PALERMO. Un vedutista nato che stravolge il classicismo, che traduce Lo Jacono in 2.0 e cambia i paesaggi ottocenteschi in praterie movimentiste e surreali, Francesco De Grandi un maestro del paesaggio allarmante. Perché i fiori sono troppo grandi per essere tranquilli e forse mangiano, e nella foresta si apre un buio: è un’idra o una bomba atomica in questa fenditura, c’è pericolo, qualcosa di sinistro. Le marine sono tempeste che travolgono i barconi della morte, nelle passate produzioni qualche umano è un alieno peloso, e se non è un serpente un rigagnolo si sta muovendo e si avvicina, un mezzo uomo è anche mezzo tronco.
■ ■ ■
**ESERCIZIO ASSEGNATO 1**
Chi viene definito nel brano di testo un maestro del paesaggio allarmante?

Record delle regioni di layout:
■ ■ ■
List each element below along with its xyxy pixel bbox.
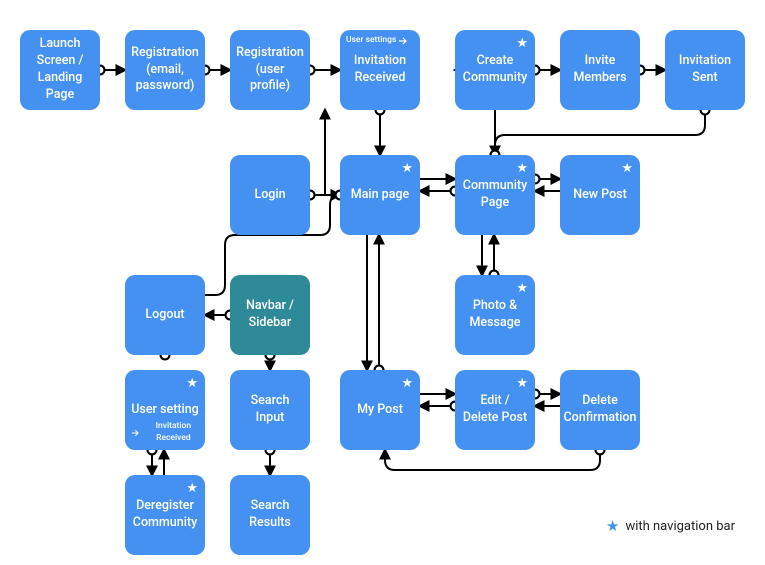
- star-icon: ★: [401, 375, 413, 393]
- node-create_comm[interactable]: Create Community★: [455, 30, 535, 110]
- node-label: Login: [254, 187, 285, 204]
- node-main[interactable]: Main page ★: [340, 155, 420, 235]
- node-photo_msg[interactable]: Photo & Message★: [455, 275, 535, 355]
- node-label: Logout: [145, 307, 184, 324]
- node-navbar[interactable]: Navbar / Sidebar: [230, 275, 310, 355]
- legend-label: with navigation bar: [625, 519, 735, 534]
- node-label: Invitation Sent: [671, 53, 739, 87]
- star-icon: ★: [186, 480, 198, 498]
- star-icon: ★: [401, 160, 413, 178]
- legend: ★ with navigation bar: [606, 517, 735, 535]
- star-icon: ★: [516, 160, 528, 178]
- star-icon: ★: [186, 375, 198, 393]
- node-launch[interactable]: Launch Screen / Landing Page: [20, 30, 100, 110]
- node-label: Search Input: [236, 393, 304, 427]
- flow-diagram: ★ with navigation bar Launch Screen / La…: [0, 0, 765, 565]
- node-label: Invitation Received: [346, 53, 414, 87]
- node-label: Main page: [351, 187, 409, 204]
- node-label: Invite Members: [566, 53, 634, 87]
- node-label: New Post: [573, 187, 627, 204]
- node-label: Delete Confirmation: [564, 393, 637, 427]
- star-icon: ★: [516, 280, 528, 298]
- node-label: My Post: [357, 402, 403, 419]
- star-icon: ★: [606, 517, 619, 535]
- node-edit_post[interactable]: Edit / Delete Post★: [455, 370, 535, 450]
- node-note: User settings: [346, 35, 408, 46]
- node-label: Edit / Delete Post: [461, 393, 529, 427]
- node-del_conf[interactable]: Delete Confirmation: [560, 370, 640, 450]
- node-comm_page[interactable]: Community Page★: [455, 155, 535, 235]
- node-dereg_comm[interactable]: Deregister Community★: [125, 475, 205, 555]
- node-logout[interactable]: Logout: [125, 275, 205, 355]
- node-label: Registration (email, password): [131, 45, 199, 96]
- star-icon: ★: [621, 160, 633, 178]
- star-icon: ★: [516, 35, 528, 53]
- node-my_post[interactable]: My Post ★: [340, 370, 420, 450]
- node-reg_email[interactable]: Registration (email, password): [125, 30, 205, 110]
- node-login[interactable]: Login: [230, 155, 310, 235]
- star-icon: ★: [516, 375, 528, 393]
- node-label: Community Page: [461, 178, 529, 212]
- node-label: Create Community: [461, 53, 529, 87]
- node-search_res[interactable]: Search Results: [230, 475, 310, 555]
- edge-21: [325, 110, 340, 195]
- node-label: Photo & Message: [461, 298, 529, 332]
- node-invite_mem[interactable]: Invite Members: [560, 30, 640, 110]
- node-reg_profile[interactable]: Registration (user profile): [230, 30, 310, 110]
- edge-7: [495, 110, 705, 155]
- edge-20: [385, 450, 600, 470]
- node-new_post[interactable]: New Post ★: [560, 155, 640, 235]
- node-label: User setting: [131, 402, 199, 419]
- node-note: Invitation Received: [131, 421, 205, 444]
- node-label: Launch Screen / Landing Page: [26, 36, 94, 104]
- node-label: Deregister Community: [131, 498, 199, 532]
- node-label: Search Results: [236, 498, 304, 532]
- node-label: Navbar / Sidebar: [236, 298, 304, 332]
- node-inv_sent[interactable]: Invitation Sent: [665, 30, 745, 110]
- node-inv_received[interactable]: Invitation Received User settings: [340, 30, 420, 110]
- node-label: Registration (user profile): [236, 45, 304, 96]
- node-user_setting[interactable]: User setting ★ Invitation Received: [125, 370, 205, 450]
- node-search_input[interactable]: Search Input: [230, 370, 310, 450]
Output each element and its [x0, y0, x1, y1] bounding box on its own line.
■ ■ ■
**ESERCIZIO ASSEGNATO 2**
Disponi in una tabella Markdown con le colonne «N.» e «Testo» le righe dei dati da elaborare comprese tra quella che contiene "- star-icon: ★: [401, 375, 413, 393]" e quella che contiene "- star-icon: ★: [401, 160, 413, 178]", entrambe incluse. Tralascia le righe vuote.

**RISPOSTA CORRETTA 1**
Francesco De Grandi.

**RISPOSTA CORRETTA 2**
| N. | Testo |
|---|---|
| 1 | - star-icon: ★: [401, 375, 413, 393] |
| 2 | - node-create_comm[interactable]: Create Community★: [455, 30, 535, 110] |
| 3 | - node-label: Login: [254, 187, 285, 204] |
| 4 | - node-main[interactable]: Main page ★: [340, 155, 420, 235] |
| 5 | - node-photo_msg[interactable]: Photo & Message★: [455, 275, 535, 355] |
| 6 | - node-label: Logout: [145, 307, 184, 324] |
| 7 | - node-navbar[interactable]: Navbar / Sidebar: [230, 275, 310, 355] |
| 8 | - legend-label: with navigation bar: [625, 519, 735, 534] |
| 9 | - node-label: Invitation Sent: [671, 53, 739, 87] |
| 10 | - star-icon: ★: [186, 480, 198, 498] |
| 11 | - star-icon: ★: [401, 160, 413, 178] |